_Task requirements_
Take the lines from the one containing "Parse this screenshot: output" through the final line below and restate them exactly. Omit the pictures.

_Records_
..............................
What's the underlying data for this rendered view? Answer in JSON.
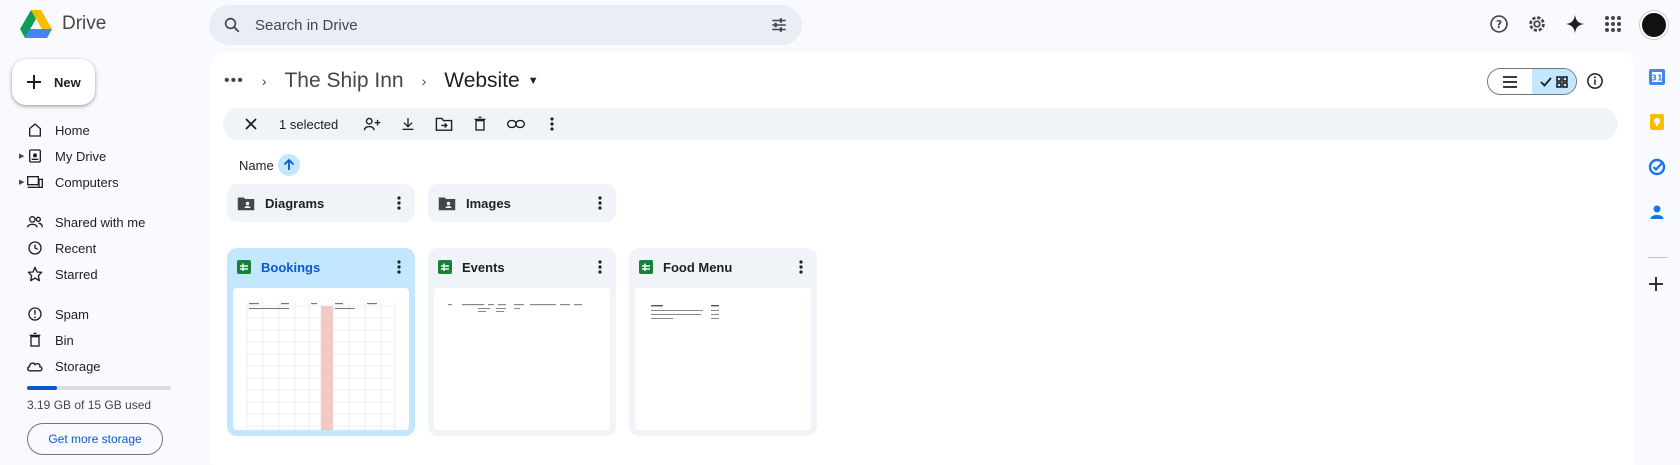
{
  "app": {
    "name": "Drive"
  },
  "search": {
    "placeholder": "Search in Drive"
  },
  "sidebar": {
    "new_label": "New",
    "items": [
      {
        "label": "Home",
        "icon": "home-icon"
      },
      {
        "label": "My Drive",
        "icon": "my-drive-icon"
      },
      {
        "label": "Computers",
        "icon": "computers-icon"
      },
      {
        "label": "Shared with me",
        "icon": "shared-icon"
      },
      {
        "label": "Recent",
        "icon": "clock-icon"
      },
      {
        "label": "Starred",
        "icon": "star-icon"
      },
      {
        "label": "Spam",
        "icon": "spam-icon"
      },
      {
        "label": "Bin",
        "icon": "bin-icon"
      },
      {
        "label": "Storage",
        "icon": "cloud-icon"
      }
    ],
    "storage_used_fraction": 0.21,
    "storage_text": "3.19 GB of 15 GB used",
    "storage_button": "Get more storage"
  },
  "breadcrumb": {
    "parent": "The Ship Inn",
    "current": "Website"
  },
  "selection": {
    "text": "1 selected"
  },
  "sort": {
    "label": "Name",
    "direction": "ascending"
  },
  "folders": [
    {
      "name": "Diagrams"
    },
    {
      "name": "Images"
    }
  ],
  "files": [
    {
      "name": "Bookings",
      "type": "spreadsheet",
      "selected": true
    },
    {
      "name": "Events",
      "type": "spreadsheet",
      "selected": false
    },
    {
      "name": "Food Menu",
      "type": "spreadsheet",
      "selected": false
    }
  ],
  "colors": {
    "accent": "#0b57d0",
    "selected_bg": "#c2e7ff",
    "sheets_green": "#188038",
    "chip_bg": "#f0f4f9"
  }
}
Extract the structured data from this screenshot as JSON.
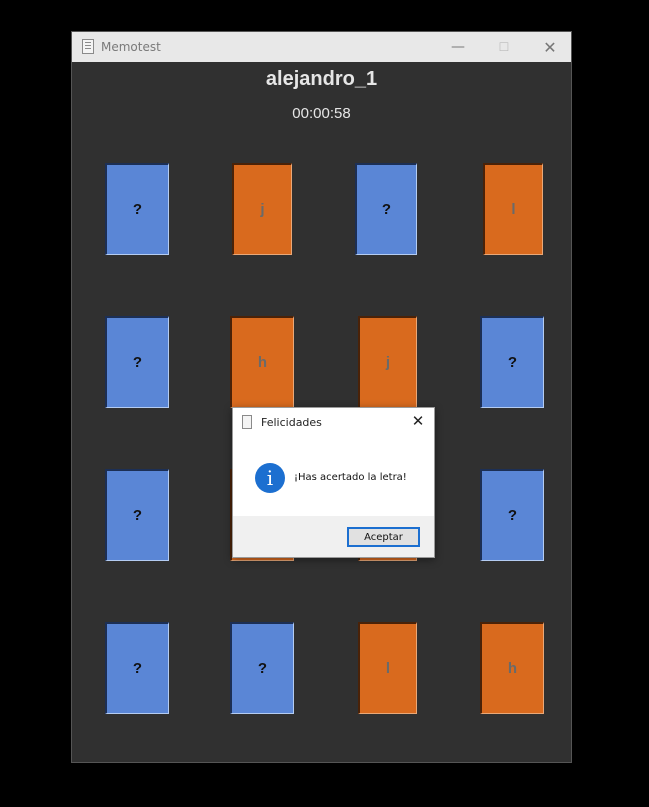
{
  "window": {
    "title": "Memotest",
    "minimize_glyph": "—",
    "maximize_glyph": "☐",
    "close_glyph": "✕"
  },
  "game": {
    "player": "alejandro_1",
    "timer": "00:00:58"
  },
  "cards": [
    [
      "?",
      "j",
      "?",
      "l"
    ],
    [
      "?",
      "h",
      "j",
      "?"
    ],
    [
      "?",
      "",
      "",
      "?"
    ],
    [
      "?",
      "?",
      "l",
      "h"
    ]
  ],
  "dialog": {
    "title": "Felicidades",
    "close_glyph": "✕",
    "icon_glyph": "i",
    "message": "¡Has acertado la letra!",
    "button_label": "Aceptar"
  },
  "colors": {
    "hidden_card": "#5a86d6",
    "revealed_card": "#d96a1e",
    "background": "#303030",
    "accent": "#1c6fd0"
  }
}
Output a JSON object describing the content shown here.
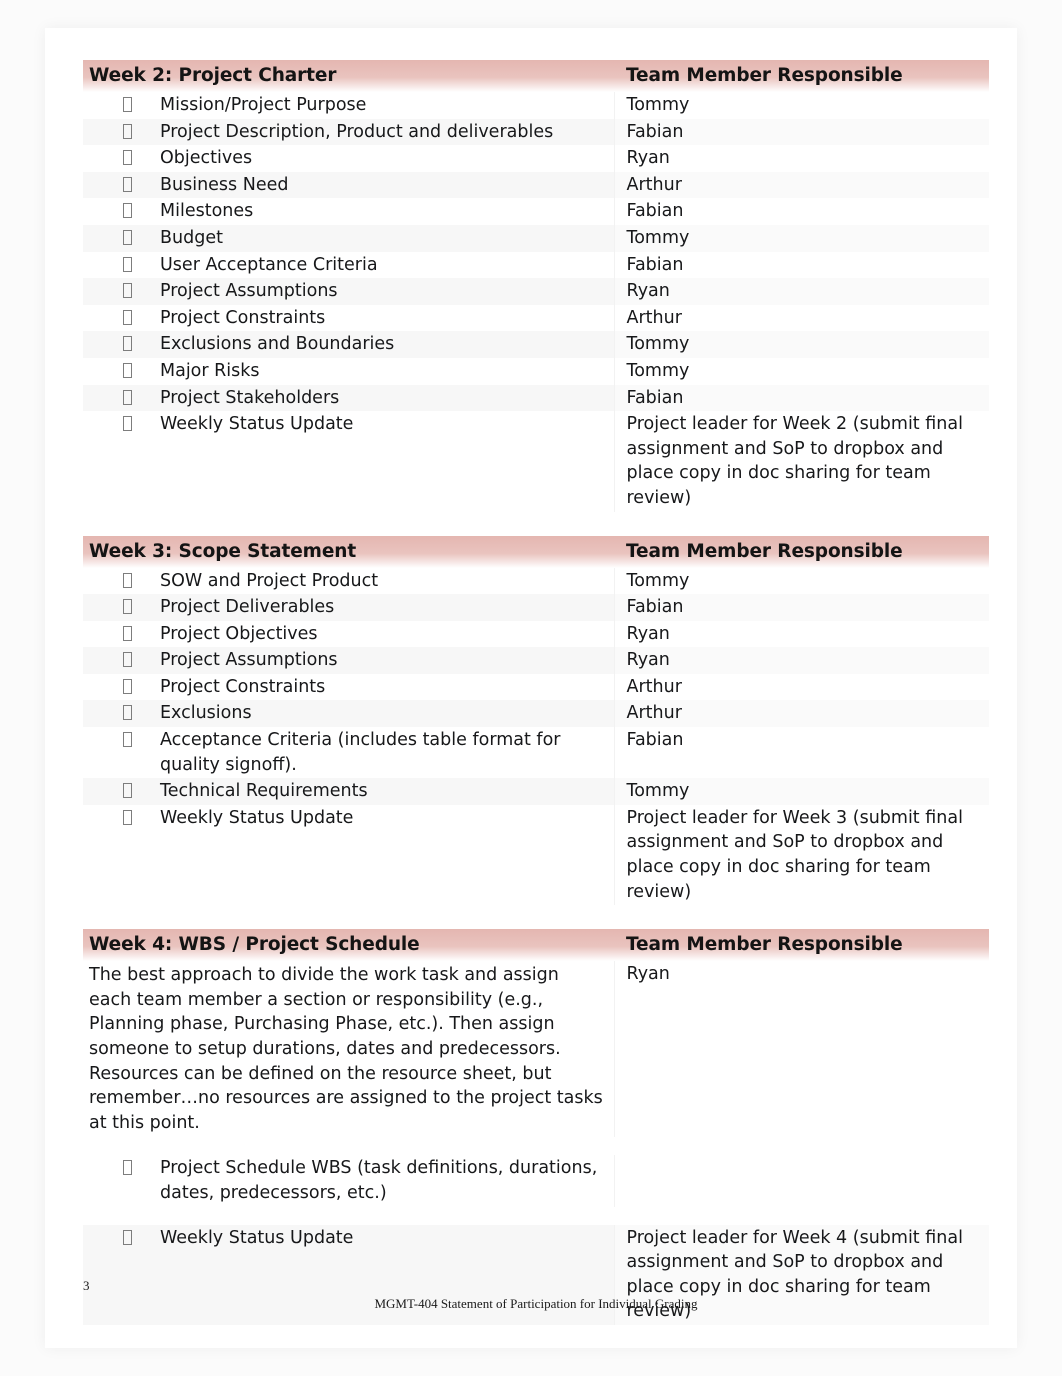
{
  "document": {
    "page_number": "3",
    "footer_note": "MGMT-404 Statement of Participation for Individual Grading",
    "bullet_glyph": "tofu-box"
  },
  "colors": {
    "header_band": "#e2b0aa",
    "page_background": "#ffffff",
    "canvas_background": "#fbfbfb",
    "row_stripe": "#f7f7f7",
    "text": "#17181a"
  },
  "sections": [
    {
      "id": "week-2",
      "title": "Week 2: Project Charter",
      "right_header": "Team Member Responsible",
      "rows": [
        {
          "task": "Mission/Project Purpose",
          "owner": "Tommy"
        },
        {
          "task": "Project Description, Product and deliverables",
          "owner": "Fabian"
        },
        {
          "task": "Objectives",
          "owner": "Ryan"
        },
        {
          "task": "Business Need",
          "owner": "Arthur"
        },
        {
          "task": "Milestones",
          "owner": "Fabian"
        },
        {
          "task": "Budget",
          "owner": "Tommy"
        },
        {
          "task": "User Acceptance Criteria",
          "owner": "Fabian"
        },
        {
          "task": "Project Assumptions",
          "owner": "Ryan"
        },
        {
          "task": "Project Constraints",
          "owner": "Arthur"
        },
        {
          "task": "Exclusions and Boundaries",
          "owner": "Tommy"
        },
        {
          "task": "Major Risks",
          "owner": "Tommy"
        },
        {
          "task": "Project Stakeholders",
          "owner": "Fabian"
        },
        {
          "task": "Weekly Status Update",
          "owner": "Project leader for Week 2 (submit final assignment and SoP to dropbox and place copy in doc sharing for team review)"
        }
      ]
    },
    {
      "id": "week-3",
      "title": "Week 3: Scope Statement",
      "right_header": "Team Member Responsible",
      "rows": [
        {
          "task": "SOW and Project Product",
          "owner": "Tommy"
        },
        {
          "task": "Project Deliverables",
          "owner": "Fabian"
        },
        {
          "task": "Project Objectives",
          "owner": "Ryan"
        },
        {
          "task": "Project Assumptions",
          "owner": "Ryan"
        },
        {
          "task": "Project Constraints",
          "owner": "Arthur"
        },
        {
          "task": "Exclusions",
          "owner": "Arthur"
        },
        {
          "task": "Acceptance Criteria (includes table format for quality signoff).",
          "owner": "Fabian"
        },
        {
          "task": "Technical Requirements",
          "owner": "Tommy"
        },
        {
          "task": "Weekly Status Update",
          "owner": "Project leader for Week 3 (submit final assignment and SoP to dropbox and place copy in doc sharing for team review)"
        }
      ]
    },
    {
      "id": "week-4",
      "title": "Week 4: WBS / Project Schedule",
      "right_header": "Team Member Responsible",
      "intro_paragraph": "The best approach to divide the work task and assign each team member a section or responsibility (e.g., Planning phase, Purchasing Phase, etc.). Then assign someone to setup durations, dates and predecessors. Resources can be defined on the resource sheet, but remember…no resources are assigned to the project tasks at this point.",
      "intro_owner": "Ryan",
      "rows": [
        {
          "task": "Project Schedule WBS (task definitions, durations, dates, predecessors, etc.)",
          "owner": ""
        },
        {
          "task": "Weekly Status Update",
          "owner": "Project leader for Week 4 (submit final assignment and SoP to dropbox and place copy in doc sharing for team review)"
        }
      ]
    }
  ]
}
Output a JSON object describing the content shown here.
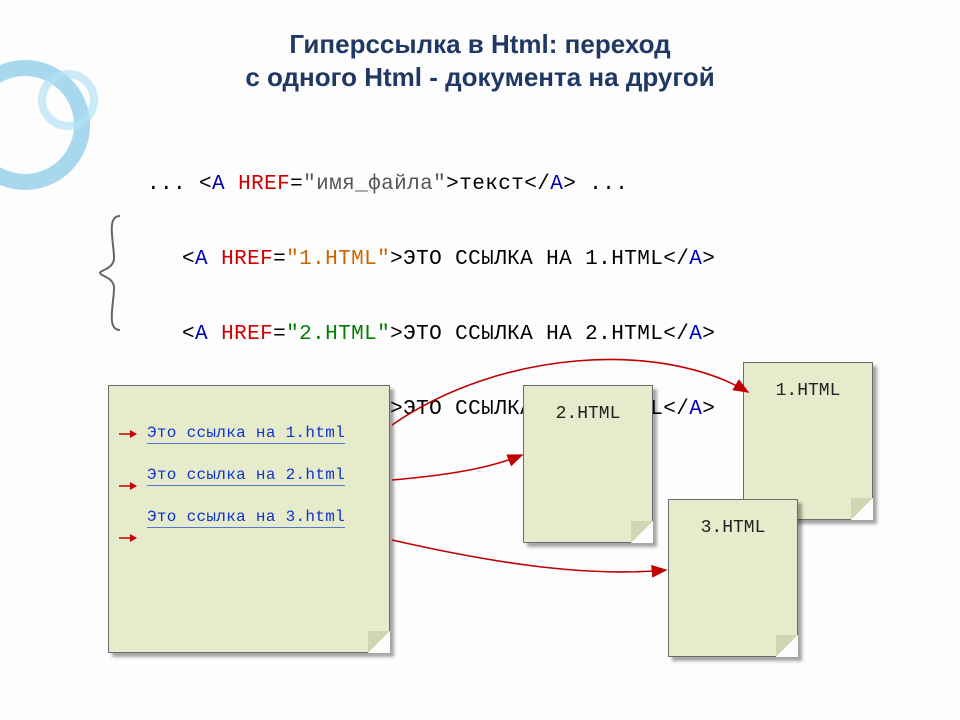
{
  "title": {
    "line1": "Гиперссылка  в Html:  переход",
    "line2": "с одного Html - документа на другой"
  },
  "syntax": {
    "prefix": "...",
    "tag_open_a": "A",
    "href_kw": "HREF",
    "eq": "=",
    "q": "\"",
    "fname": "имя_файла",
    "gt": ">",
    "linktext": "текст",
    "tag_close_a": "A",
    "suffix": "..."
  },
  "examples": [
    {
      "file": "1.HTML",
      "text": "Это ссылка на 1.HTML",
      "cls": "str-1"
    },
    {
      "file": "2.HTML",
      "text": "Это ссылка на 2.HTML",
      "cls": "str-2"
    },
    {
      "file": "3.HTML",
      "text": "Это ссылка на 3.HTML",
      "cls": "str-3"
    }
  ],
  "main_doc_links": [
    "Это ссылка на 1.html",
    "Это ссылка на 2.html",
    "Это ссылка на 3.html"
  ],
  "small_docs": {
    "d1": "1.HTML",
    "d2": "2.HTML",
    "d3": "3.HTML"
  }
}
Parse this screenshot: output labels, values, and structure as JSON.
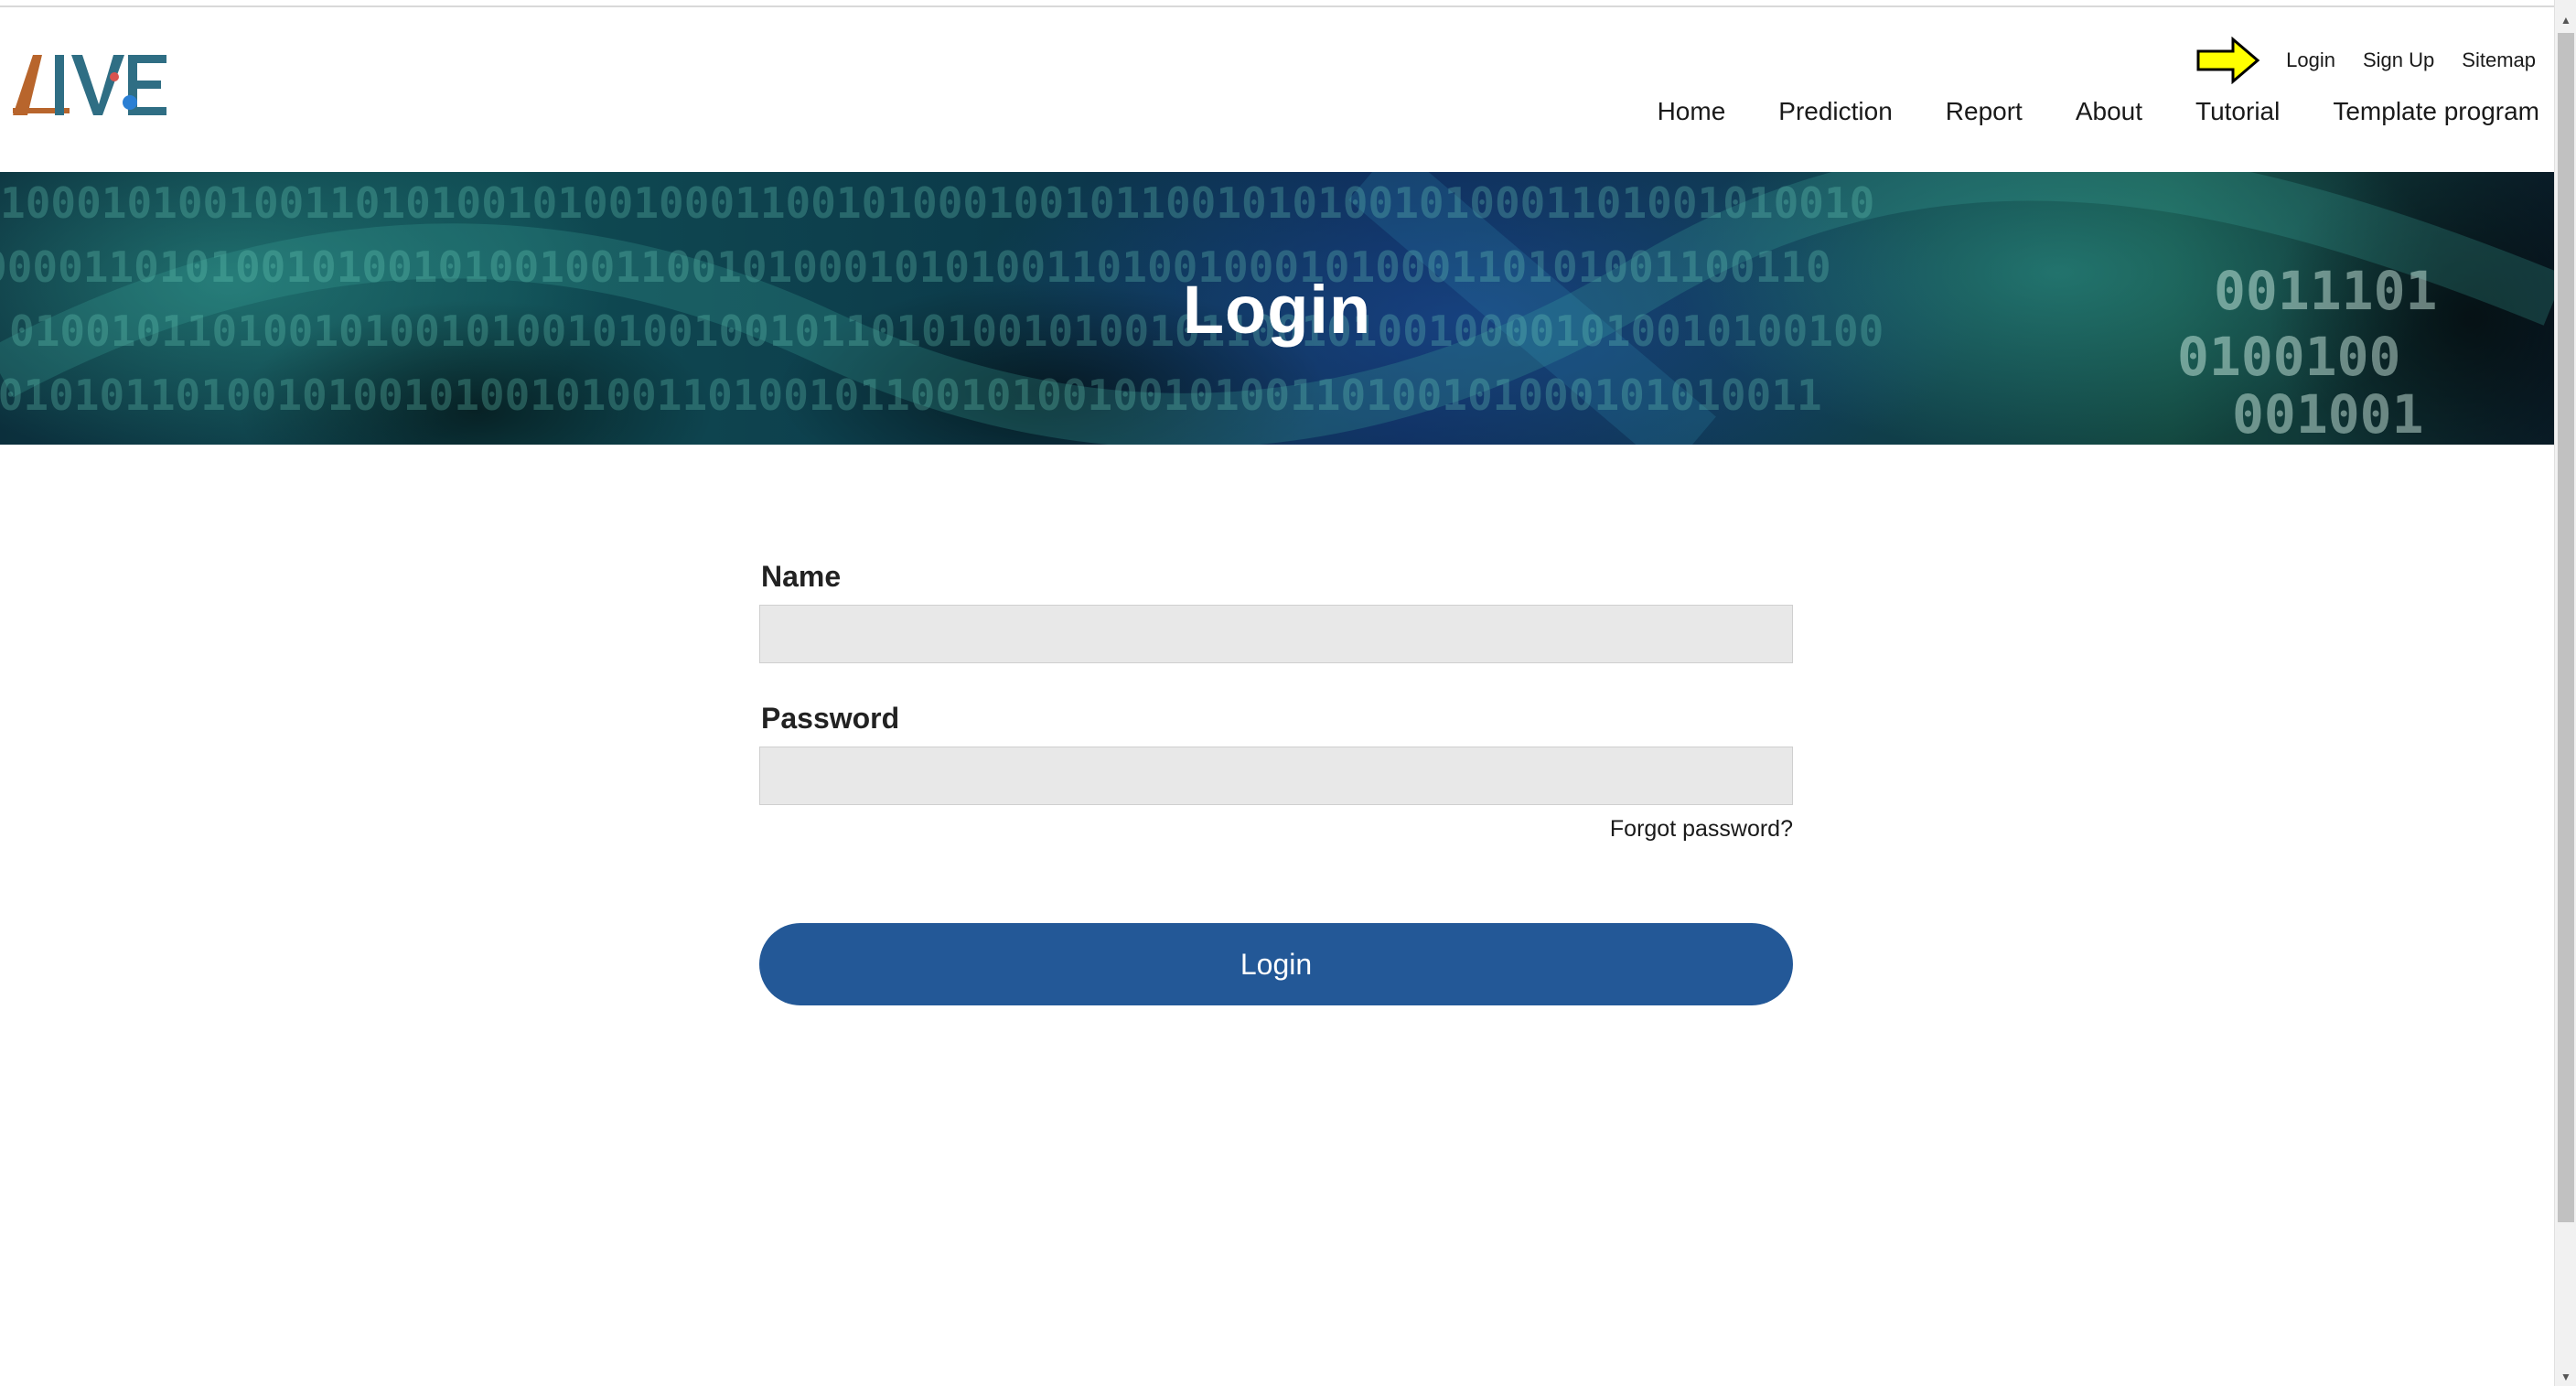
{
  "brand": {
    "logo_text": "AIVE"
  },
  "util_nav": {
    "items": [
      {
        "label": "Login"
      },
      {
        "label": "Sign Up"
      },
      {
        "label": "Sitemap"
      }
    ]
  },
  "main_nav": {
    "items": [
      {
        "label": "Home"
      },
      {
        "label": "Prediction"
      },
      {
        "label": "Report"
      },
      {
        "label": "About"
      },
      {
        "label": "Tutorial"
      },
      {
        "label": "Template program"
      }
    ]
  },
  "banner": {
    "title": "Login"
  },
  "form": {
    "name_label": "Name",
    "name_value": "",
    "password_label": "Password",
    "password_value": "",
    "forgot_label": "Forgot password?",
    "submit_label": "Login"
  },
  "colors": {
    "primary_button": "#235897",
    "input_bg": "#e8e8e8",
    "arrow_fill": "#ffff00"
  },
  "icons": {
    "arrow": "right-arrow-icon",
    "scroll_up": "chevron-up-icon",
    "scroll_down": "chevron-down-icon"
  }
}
..............................
_Output for this task_
Parse this screenshot: output labels, values, and structure as JSON.
{
  "brand": {
    "logo_text": "AIVE"
  },
  "util_nav": {
    "items": [
      {
        "label": "Login"
      },
      {
        "label": "Sign Up"
      },
      {
        "label": "Sitemap"
      }
    ]
  },
  "main_nav": {
    "items": [
      {
        "label": "Home"
      },
      {
        "label": "Prediction"
      },
      {
        "label": "Report"
      },
      {
        "label": "About"
      },
      {
        "label": "Tutorial"
      },
      {
        "label": "Template program"
      }
    ]
  },
  "banner": {
    "title": "Login"
  },
  "form": {
    "name_label": "Name",
    "name_value": "",
    "password_label": "Password",
    "password_value": "",
    "forgot_label": "Forgot password?",
    "submit_label": "Login"
  },
  "colors": {
    "primary_button": "#235897",
    "input_bg": "#e8e8e8",
    "arrow_fill": "#ffff00"
  },
  "icons": {
    "arrow": "right-arrow-icon",
    "scroll_up": "chevron-up-icon",
    "scroll_down": "chevron-down-icon"
  }
}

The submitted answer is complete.